- **Task statement**
Copy out each line below in which the string "nach" appears.

- **The data**
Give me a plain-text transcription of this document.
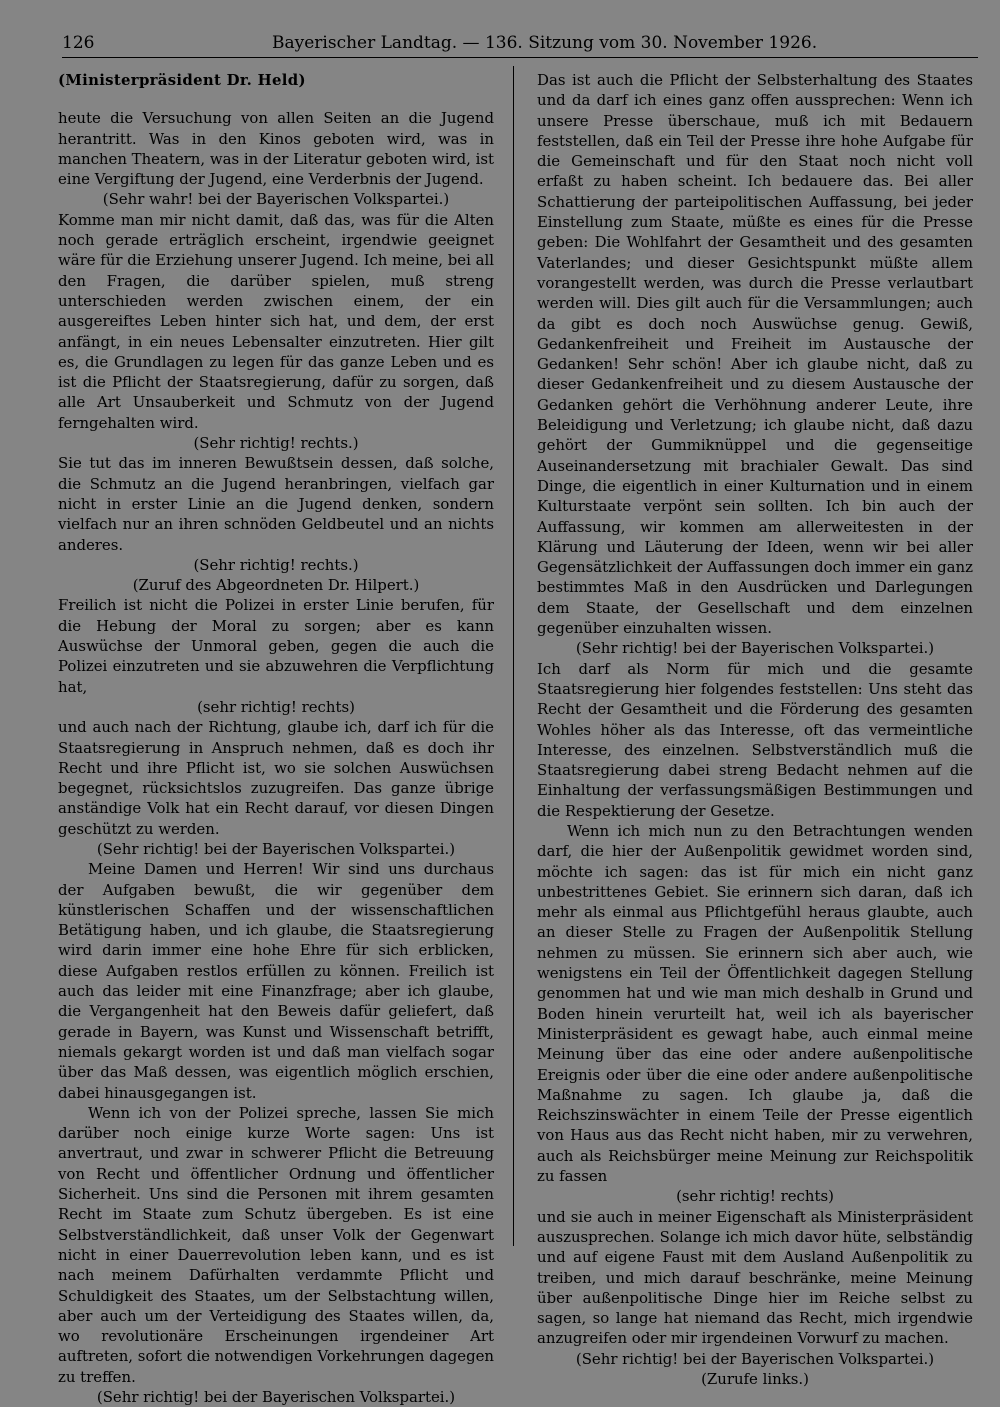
126	Bayerischer Landtag. — 136. Sitzung vom 30. November 1926.

(Ministerpräsident Dr. Held)

heute die Versuchung von allen Seiten an die Jugend herantritt. Was in den Kinos geboten wird, was in manchen Theatern, was in der Literatur geboten wird, ist eine Vergiftung der Jugend, eine Verderbnis der Jugend.

(Sehr wahr! bei der Bayerischen Volkspartei.)

Komme man mir nicht damit, daß das, was für die Alten noch gerade erträglich erscheint, irgendwie geeignet wäre für die Erziehung unserer Jugend. Ich meine, bei all den Fragen, die darüber spielen, muß streng unterschieden werden zwischen einem, der ein ausgereiftes Leben hinter sich hat, und dem, der erst anfängt, in ein neues Lebensalter einzutreten. Hier gilt es, die Grundlagen zu legen für das ganze Leben und es ist die Pflicht der Staatsregierung, dafür zu sorgen, daß alle Art Unsauberkeit und Schmutz von der Jugend ferngehalten wird.

(Sehr richtig! rechts.)

Sie tut das im inneren Bewußtsein dessen, daß solche, die Schmutz an die Jugend heranbringen, vielfach gar nicht in erster Linie an die Jugend denken, sondern vielfach nur an ihren schnöden Geldbeutel und an nichts anderes.

(Sehr richtig! rechts.)

(Zuruf des Abgeordneten Dr. Hilpert.)

Freilich ist nicht die Polizei in erster Linie berufen, für die Hebung der Moral zu sorgen; aber es kann Auswüchse der Unmoral geben, gegen die auch die Polizei einzutreten und sie abzuwehren die Verpflichtung hat,

(sehr richtig! rechts)

und auch nach der Richtung, glaube ich, darf ich für die Staatsregierung in Anspruch nehmen, daß es doch ihr Recht und ihre Pflicht ist, wo sie solchen Auswüchsen begegnet, rücksichtslos zuzugreifen. Das ganze übrige anständige Volk hat ein Recht darauf, vor diesen Dingen geschützt zu werden.

(Sehr richtig! bei der Bayerischen Volkspartei.)

Meine Damen und Herren! Wir sind uns durchaus der Aufgaben bewußt, die wir gegenüber dem künstlerischen Schaffen und der wissenschaftlichen Betätigung haben, und ich glaube, die Staatsregierung wird darin immer eine hohe Ehre für sich erblicken, diese Aufgaben restlos erfüllen zu können. Freilich ist auch das leider mit eine Finanzfrage; aber ich glaube, die Vergangenheit hat den Beweis dafür geliefert, daß gerade in Bayern, was Kunst und Wissenschaft betrifft, niemals gekargt worden ist und daß man vielfach sogar über das Maß dessen, was eigentlich möglich erschien, dabei hinausgegangen ist.

Wenn ich von der Polizei spreche, lassen Sie mich darüber noch einige kurze Worte sagen: Uns ist anvertraut, und zwar in schwerer Pflicht die Betreuung von Recht und öffentlicher Ordnung und öffentlicher Sicherheit. Uns sind die Personen mit ihrem gesamten Recht im Staate zum Schutz übergeben. Es ist eine Selbstverständlichkeit, daß unser Volk der Gegenwart nicht in einer Dauerrevolution leben kann, und es ist nach meinem Dafürhalten verdammte Pflicht und Schuldigkeit des Staates, um der Selbstachtung willen, aber auch um der Verteidigung des Staates willen, da, wo revolutionäre Erscheinungen irgendeiner Art auftreten, sofort die notwendigen Vorkehrungen dagegen zu treffen.

(Sehr richtig! bei der Bayerischen Volkspartei.)

Das ist auch die Pflicht der Selbsterhaltung des Staates und da darf ich eines ganz offen aussprechen: Wenn ich unsere Presse überschaue, muß ich mit Bedauern feststellen, daß ein Teil der Presse ihre hohe Aufgabe für die Gemeinschaft und für den Staat noch nicht voll erfaßt zu haben scheint. Ich bedauere das. Bei aller Schattierung der parteipolitischen Auffassung, bei jeder Einstellung zum Staate, müßte es eines für die Presse geben: Die Wohlfahrt der Gesamtheit und des gesamten Vaterlandes; und dieser Gesichtspunkt müßte allem vorangestellt werden, was durch die Presse verlautbart werden will. Dies gilt auch für die Versammlungen; auch da gibt es doch noch Auswüchse genug. Gewiß, Gedankenfreiheit und Freiheit im Austausche der Gedanken! Sehr schön! Aber ich glaube nicht, daß zu dieser Gedankenfreiheit und zu diesem Austausche der Gedanken gehört die Verhöhnung anderer Leute, ihre Beleidigung und Verletzung; ich glaube nicht, daß dazu gehört der Gummiknüppel und die gegenseitige Auseinandersetzung mit brachialer Gewalt. Das sind Dinge, die eigentlich in einer Kulturnation und in einem Kulturstaate verpönt sein sollten. Ich bin auch der Auffassung, wir kommen am allerweitesten in der Klärung und Läuterung der Ideen, wenn wir bei aller Gegensätzlichkeit der Auffassungen doch immer ein ganz bestimmtes Maß in den Ausdrücken und Darlegungen dem Staate, der Gesellschaft und dem einzelnen gegenüber einzuhalten wissen.

(Sehr richtig! bei der Bayerischen Volkspartei.)

Ich darf als Norm für mich und die gesamte Staatsregierung hier folgendes feststellen: Uns steht das Recht der Gesamtheit und die Förderung des gesamten Wohles höher als das Interesse, oft das vermeintliche Interesse, des einzelnen. Selbstverständlich muß die Staatsregierung dabei streng Bedacht nehmen auf die Einhaltung der verfassungsmäßigen Bestimmungen und die Respektierung der Gesetze.

Wenn ich mich nun zu den Betrachtungen wenden darf, die hier der Außenpolitik gewidmet worden sind, möchte ich sagen: das ist für mich ein nicht ganz unbestrittenes Gebiet. Sie erinnern sich daran, daß ich mehr als einmal aus Pflichtgefühl heraus glaubte, auch an dieser Stelle zu Fragen der Außenpolitik Stellung nehmen zu müssen. Sie erinnern sich aber auch, wie wenigstens ein Teil der Öffentlichkeit dagegen Stellung genommen hat und wie man mich deshalb in Grund und Boden hinein verurteilt hat, weil ich als bayerischer Ministerpräsident es gewagt habe, auch einmal meine Meinung über das eine oder andere außenpolitische Ereignis oder über die eine oder andere außenpolitische Maßnahme zu sagen. Ich glaube ja, daß die Reichszinswächter in einem Teile der Presse eigentlich von Haus aus das Recht nicht haben, mir zu verwehren, auch als Reichsbürger meine Meinung zur Reichspolitik zu fassen

(sehr richtig! rechts)

und sie auch in meiner Eigenschaft als Ministerpräsident auszusprechen. Solange ich mich davor hüte, selbständig und auf eigene Faust mit dem Ausland Außenpolitik zu treiben, und mich darauf beschränke, meine Meinung über außenpolitische Dinge hier im Reiche selbst zu sagen, so lange hat niemand das Recht, mich irgendwie anzugreifen oder mir irgendeinen Vorwurf zu machen.

(Sehr richtig! bei der Bayerischen Volkspartei.)

(Zurufe links.)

- **Result for this task**
und auch nach der Richtung, glaube ich, darf ich für die Staatsregierung in Anspruch nehmen, daß es doch ihr Recht und ihre Pflicht ist, wo sie solchen Auswüchsen begegnet, rücksichtslos zuzugreifen. Das ganze übrige anständige Volk hat ein Recht darauf, vor diesen Dingen geschützt zu werden.
Wenn ich von der Polizei spreche, lassen Sie mich darüber noch einige kurze Worte sagen: Uns ist anvertraut, und zwar in schwerer Pflicht die Betreuung von Recht und öffentlicher Ordnung und öffentlicher Sicherheit. Uns sind die Personen mit ihrem gesamten Recht im Staate zum Schutz übergeben. Es ist eine Selbstverständlichkeit, daß unser Volk der Gegenwart nicht in einer Dauerrevolution leben kann, und es ist nach meinem Dafürhalten verdammte Pflicht und Schuldigkeit des Staates, um der Selbstachtung willen, aber auch um der Verteidigung des Staates willen, da, wo revolutionäre Erscheinungen irgendeiner Art auftreten, sofort die notwendigen Vorkehrungen dagegen zu treffen.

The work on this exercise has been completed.